▼

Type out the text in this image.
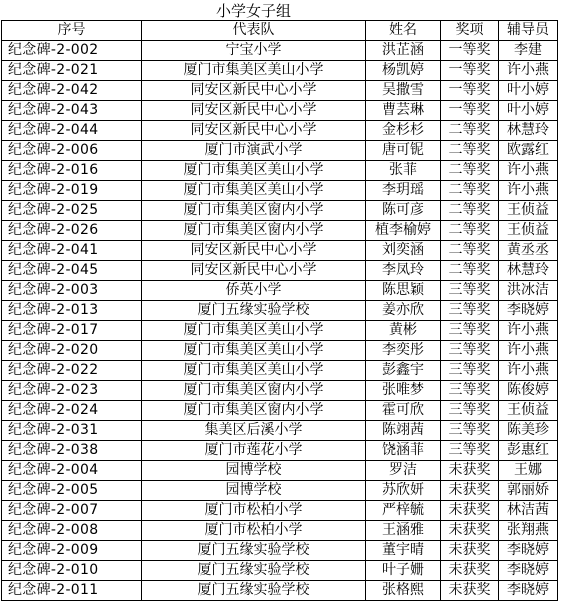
	小学女子组			
序号	代表队	姓名	奖项	辅导员
纪念碑-2-002	宁宝小学	洪芷涵	一等奖	李建
纪念碑-2-021	厦门市集美区美山小学	杨凯婷	一等奖	许小燕
纪念碑-2-042	同安区新民中心小学	吴撒雪	一等奖	叶小婷
纪念碑-2-043	同安区新民中心小学	曹芸琳	一等奖	叶小婷
纪念碑-2-044	同安区新民中心小学	金杉杉	二等奖	林慧玲
纪念碑-2-006	厦门市演武小学	唐可铌	二等奖	欧露红
纪念碑-2-016	厦门市集美区美山小学	张菲	二等奖	许小燕
纪念碑-2-019	厦门市集美区美山小学	李玥瑶	二等奖	许小燕
纪念碑-2-025	厦门市集美区窗内小学	陈可彦	二等奖	王侦益
纪念碑-2-026	厦门市集美区窗内小学	植李榆婷	二等奖	王侦益
纪念碑-2-041	同安区新民中心小学	刘奕涵	二等奖	黄丞丞
纪念碑-2-045	同安区新民中心小学	李凤玲	二等奖	林慧玲
纪念碑-2-003	侨英小学	陈思颖	三等奖	洪冰洁
纪念碑-2-013	厦门五缘实验学校	姜亦欣	三等奖	李晓婷
纪念碑-2-017	厦门市集美区美山小学	黄彬	三等奖	许小燕
纪念碑-2-020	厦门市集美区美山小学	李奕彤	三等奖	许小燕
纪念碑-2-022	厦门市集美区美山小学	彭鑫宇	三等奖	许小燕
纪念碑-2-023	厦门市集美区窗内小学	张唯梦	三等奖	陈俊婷
纪念碑-2-024	厦门市集美区窗内小学	霍可欣	三等奖	王侦益
纪念碑-2-031	集美区后溪小学	陈翊茜	三等奖	陈美珍
纪念碑-2-038	厦门市莲花小学	饶涵菲	三等奖	彭惠红
纪念碑-2-004	园博学校	罗洁	未获奖	王娜
纪念碑-2-005	园博学校	苏欣妍	未获奖	郭丽娇
纪念碑-2-007	厦门市松柏小学	严梓毓	未获奖	林洁茜
纪念碑-2-008	厦门市松柏小学	王涵雅	未获奖	张翔燕
纪念碑-2-009	厦门五缘实验学校	董宇晴	未获奖	李晓婷
纪念碑-2-010	厦门五缘实验学校	叶子姗	未获奖	李晓婷
纪念碑-2-011	厦门五缘实验学校	张格熙	未获奖	李晓婷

▲

#### Task:
Copy every line in the entries above that has the string "厦门市松柏小学" in it.

#### Written solution:
纪念碑-2-007	厦门市松柏小学	严梓毓	未获奖	林洁茜
纪念碑-2-008	厦门市松柏小学	王涵雅	未获奖	张翔燕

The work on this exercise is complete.